_TO DO_
Transcribe the records below in full; pictures stay out of the copy.

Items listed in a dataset
::::
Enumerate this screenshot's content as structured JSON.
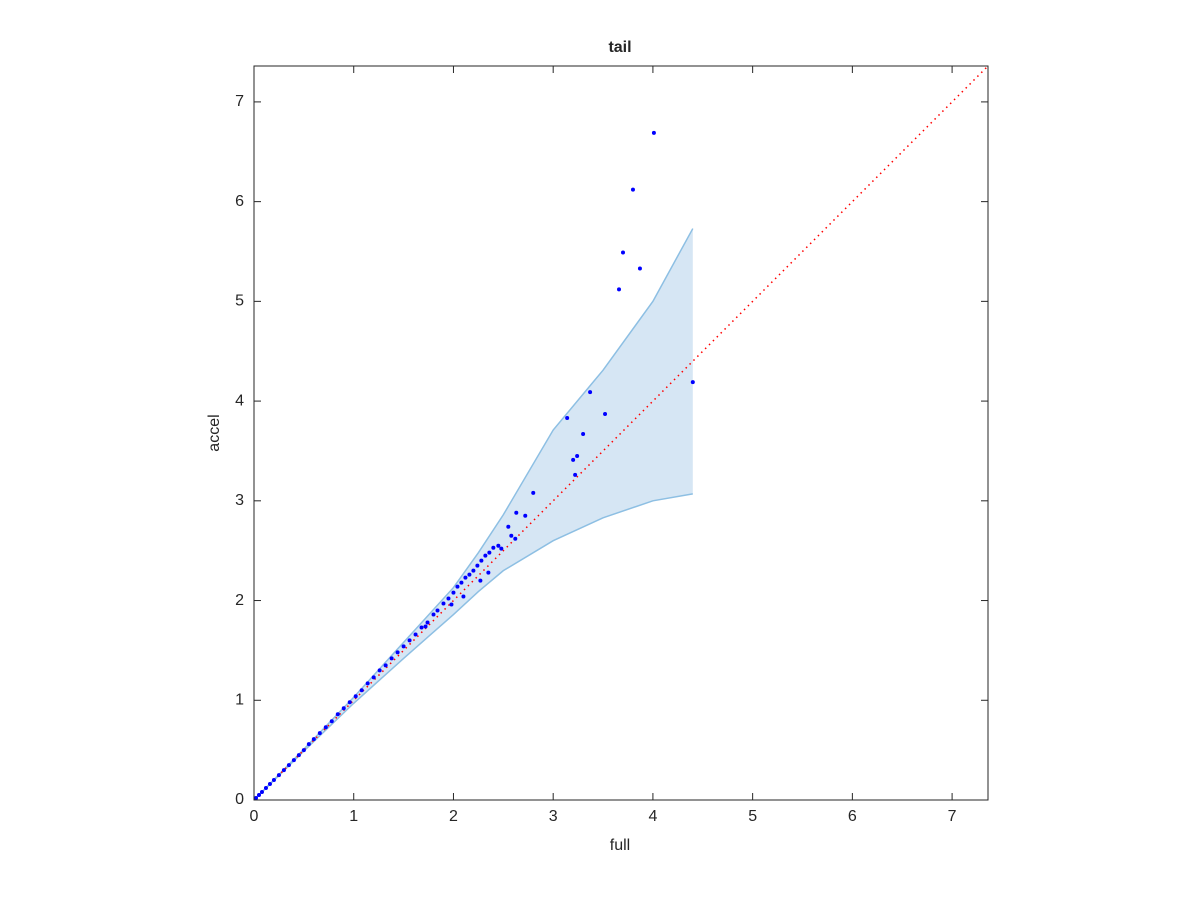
{
  "chart_data": {
    "type": "scatter",
    "title": "tail",
    "x_label": "full",
    "y_label": "accel",
    "xlim": [
      0,
      7.36
    ],
    "ylim": [
      0,
      7.36
    ],
    "xticks": [
      0,
      1,
      2,
      3,
      4,
      5,
      6,
      7
    ],
    "yticks": [
      0,
      1,
      2,
      3,
      4,
      5,
      6,
      7
    ],
    "grid": false,
    "color": "#0000ff",
    "x": [
      0.02,
      0.05,
      0.08,
      0.12,
      0.16,
      0.2,
      0.25,
      0.3,
      0.35,
      0.4,
      0.45,
      0.5,
      0.55,
      0.6,
      0.66,
      0.72,
      0.78,
      0.84,
      0.9,
      0.96,
      1.02,
      1.08,
      1.14,
      1.2,
      1.26,
      1.32,
      1.38,
      1.44,
      1.5,
      1.56,
      1.62,
      1.68,
      1.74,
      1.8,
      1.84,
      1.9,
      1.95,
      2.0,
      2.04,
      2.08,
      2.12,
      2.16,
      2.2,
      2.24,
      2.28,
      2.32,
      2.36,
      2.4,
      2.45,
      2.48,
      2.55,
      2.58,
      2.62,
      2.63,
      2.72,
      2.8,
      3.14,
      3.2,
      3.22,
      3.24,
      3.3,
      3.37,
      3.52,
      3.66,
      3.7,
      3.8,
      3.87,
      4.01,
      4.4,
      1.72,
      1.98,
      2.1,
      2.27,
      2.35
    ],
    "y": [
      0.02,
      0.05,
      0.08,
      0.12,
      0.16,
      0.2,
      0.25,
      0.3,
      0.35,
      0.4,
      0.45,
      0.5,
      0.56,
      0.61,
      0.67,
      0.73,
      0.79,
      0.86,
      0.92,
      0.98,
      1.04,
      1.1,
      1.17,
      1.23,
      1.3,
      1.35,
      1.42,
      1.48,
      1.54,
      1.6,
      1.66,
      1.73,
      1.78,
      1.86,
      1.9,
      1.97,
      2.02,
      2.08,
      2.14,
      2.18,
      2.23,
      2.26,
      2.3,
      2.35,
      2.4,
      2.45,
      2.48,
      2.53,
      2.55,
      2.52,
      2.74,
      2.65,
      2.62,
      2.88,
      2.85,
      3.08,
      3.83,
      3.41,
      3.26,
      3.45,
      3.67,
      4.09,
      3.87,
      5.12,
      5.49,
      6.12,
      5.33,
      6.69,
      4.19,
      1.74,
      1.96,
      2.04,
      2.2,
      2.28
    ],
    "band": {
      "color": "#d6e6f4",
      "line_color": "#8dbfe3",
      "x": [
        0,
        0.5,
        1,
        1.5,
        2,
        2.25,
        2.5,
        3,
        3.5,
        4,
        4.4
      ],
      "upper": [
        0,
        0.51,
        1.03,
        1.58,
        2.13,
        2.48,
        2.86,
        3.71,
        4.31,
        5.0,
        5.73
      ],
      "lower": [
        0,
        0.49,
        0.97,
        1.42,
        1.86,
        2.09,
        2.3,
        2.6,
        2.83,
        3.0,
        3.07
      ]
    },
    "reference_line": {
      "color": "#ff0000",
      "x": [
        0,
        7.36
      ],
      "y": [
        0,
        7.36
      ]
    }
  }
}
::::
_EXERCISE OUTPUT_
Enumerate this screenshot's content as structured JSON.
{
  "chart_data": {
    "type": "scatter",
    "title": "tail",
    "x_label": "full",
    "y_label": "accel",
    "xlim": [
      0,
      7.36
    ],
    "ylim": [
      0,
      7.36
    ],
    "xticks": [
      0,
      1,
      2,
      3,
      4,
      5,
      6,
      7
    ],
    "yticks": [
      0,
      1,
      2,
      3,
      4,
      5,
      6,
      7
    ],
    "grid": false,
    "color": "#0000ff",
    "x": [
      0.02,
      0.05,
      0.08,
      0.12,
      0.16,
      0.2,
      0.25,
      0.3,
      0.35,
      0.4,
      0.45,
      0.5,
      0.55,
      0.6,
      0.66,
      0.72,
      0.78,
      0.84,
      0.9,
      0.96,
      1.02,
      1.08,
      1.14,
      1.2,
      1.26,
      1.32,
      1.38,
      1.44,
      1.5,
      1.56,
      1.62,
      1.68,
      1.74,
      1.8,
      1.84,
      1.9,
      1.95,
      2.0,
      2.04,
      2.08,
      2.12,
      2.16,
      2.2,
      2.24,
      2.28,
      2.32,
      2.36,
      2.4,
      2.45,
      2.48,
      2.55,
      2.58,
      2.62,
      2.63,
      2.72,
      2.8,
      3.14,
      3.2,
      3.22,
      3.24,
      3.3,
      3.37,
      3.52,
      3.66,
      3.7,
      3.8,
      3.87,
      4.01,
      4.4,
      1.72,
      1.98,
      2.1,
      2.27,
      2.35
    ],
    "y": [
      0.02,
      0.05,
      0.08,
      0.12,
      0.16,
      0.2,
      0.25,
      0.3,
      0.35,
      0.4,
      0.45,
      0.5,
      0.56,
      0.61,
      0.67,
      0.73,
      0.79,
      0.86,
      0.92,
      0.98,
      1.04,
      1.1,
      1.17,
      1.23,
      1.3,
      1.35,
      1.42,
      1.48,
      1.54,
      1.6,
      1.66,
      1.73,
      1.78,
      1.86,
      1.9,
      1.97,
      2.02,
      2.08,
      2.14,
      2.18,
      2.23,
      2.26,
      2.3,
      2.35,
      2.4,
      2.45,
      2.48,
      2.53,
      2.55,
      2.52,
      2.74,
      2.65,
      2.62,
      2.88,
      2.85,
      3.08,
      3.83,
      3.41,
      3.26,
      3.45,
      3.67,
      4.09,
      3.87,
      5.12,
      5.49,
      6.12,
      5.33,
      6.69,
      4.19,
      1.74,
      1.96,
      2.04,
      2.2,
      2.28
    ],
    "band": {
      "color": "#d6e6f4",
      "line_color": "#8dbfe3",
      "x": [
        0,
        0.5,
        1,
        1.5,
        2,
        2.25,
        2.5,
        3,
        3.5,
        4,
        4.4
      ],
      "upper": [
        0,
        0.51,
        1.03,
        1.58,
        2.13,
        2.48,
        2.86,
        3.71,
        4.31,
        5.0,
        5.73
      ],
      "lower": [
        0,
        0.49,
        0.97,
        1.42,
        1.86,
        2.09,
        2.3,
        2.6,
        2.83,
        3.0,
        3.07
      ]
    },
    "reference_line": {
      "color": "#ff0000",
      "x": [
        0,
        7.36
      ],
      "y": [
        0,
        7.36
      ]
    }
  }
}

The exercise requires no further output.